* begin SUPPLIED MATERIAL *

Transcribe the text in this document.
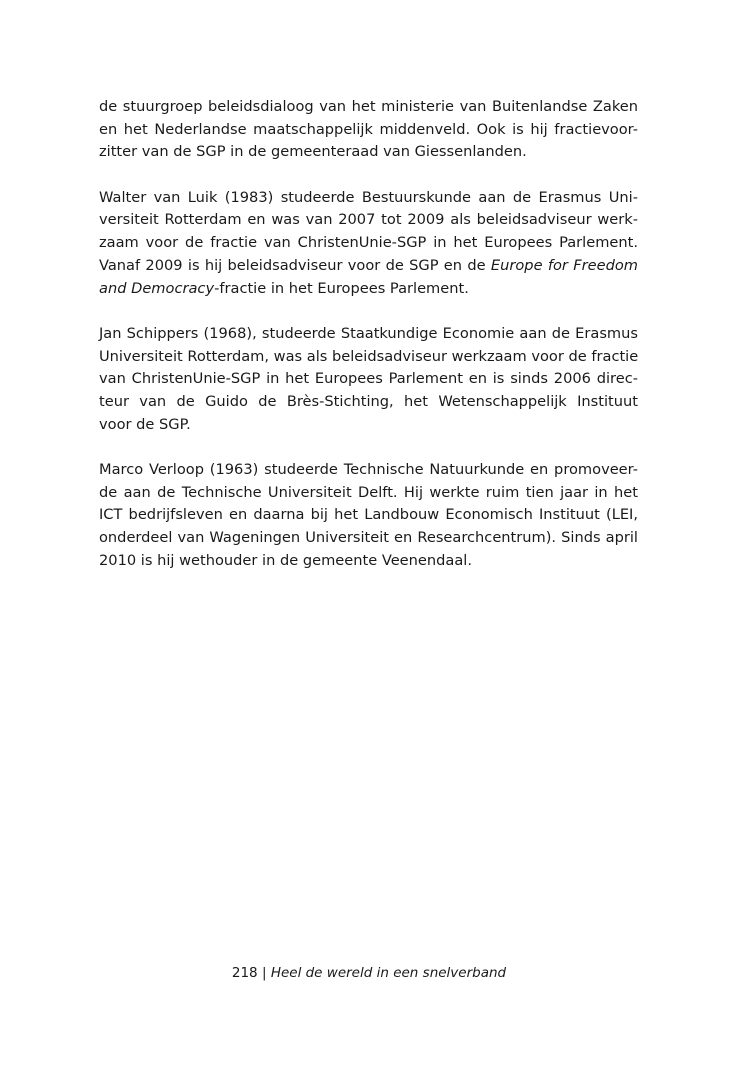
de stuurgroep beleidsdialoog van het ministerie van Buitenlandse Zaken
en het Nederlandse maatschappelijk middenveld. Ook is hij fractievoor-
zitter van de SGP in de gemeenteraad van Giessenlanden.
Walter van Luik (1983) studeerde Bestuurskunde aan de Erasmus Uni-
versiteit Rotterdam en was van 2007 tot 2009 als beleidsadviseur werk-
zaam voor de fractie van ChristenUnie-SGP in het Europees Parlement.
Vanaf 2009 is hij beleidsadviseur voor de SGP en de Europe for Freedom
and Democracy-fractie in het Europees Parlement.
Jan Schippers (1968), studeerde Staatkundige Economie aan de Erasmus
Universiteit Rotterdam, was als beleidsadviseur werkzaam voor de fractie
van ChristenUnie-SGP in het Europees Parlement en is sinds 2006 direc-
teur van de Guido de Brès-Stichting, het Wetenschappelijk Instituut
voor de SGP.
Marco Verloop (1963) studeerde Technische Natuurkunde en promoveer-
de aan de Technische Universiteit Delft. Hij werkte ruim tien jaar in het
ICT bedrijfsleven en daarna bij het Landbouw Economisch Instituut (LEI,
onderdeel van Wageningen Universiteit en Researchcentrum). Sinds april
2010 is hij wethouder in de gemeente Veenendaal.
218 | Heel de wereld in een snelverband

* end SUPPLIED MATERIAL *

TASK OBJECTIVE
Repeat all of the entries word for word, but omit the pictures.

WRITTEN REPLY
Transcribe the text in this document.
de stuurgroep beleidsdialoog van het ministerie van Buitenlandse Zaken
en het Nederlandse maatschappelijk middenveld. Ook is hij fractievoor-
zitter van de SGP in de gemeenteraad van Giessenlanden.
Walter van Luik (1983) studeerde Bestuurskunde aan de Erasmus Uni-
versiteit Rotterdam en was van 2007 tot 2009 als beleidsadviseur werk-
zaam voor de fractie van ChristenUnie-SGP in het Europees Parlement.
Vanaf 2009 is hij beleidsadviseur voor de SGP en de Europe for Freedom
and Democracy-fractie in het Europees Parlement.
Jan Schippers (1968), studeerde Staatkundige Economie aan de Erasmus
Universiteit Rotterdam, was als beleidsadviseur werkzaam voor de fractie
van ChristenUnie-SGP in het Europees Parlement en is sinds 2006 direc-
teur van de Guido de Brès-Stichting, het Wetenschappelijk Instituut
voor de SGP.
Marco Verloop (1963) studeerde Technische Natuurkunde en promoveer-
de aan de Technische Universiteit Delft. Hij werkte ruim tien jaar in het
ICT bedrijfsleven en daarna bij het Landbouw Economisch Instituut (LEI,
onderdeel van Wageningen Universiteit en Researchcentrum). Sinds april
2010 is hij wethouder in de gemeente Veenendaal.
218 | Heel de wereld in een snelverband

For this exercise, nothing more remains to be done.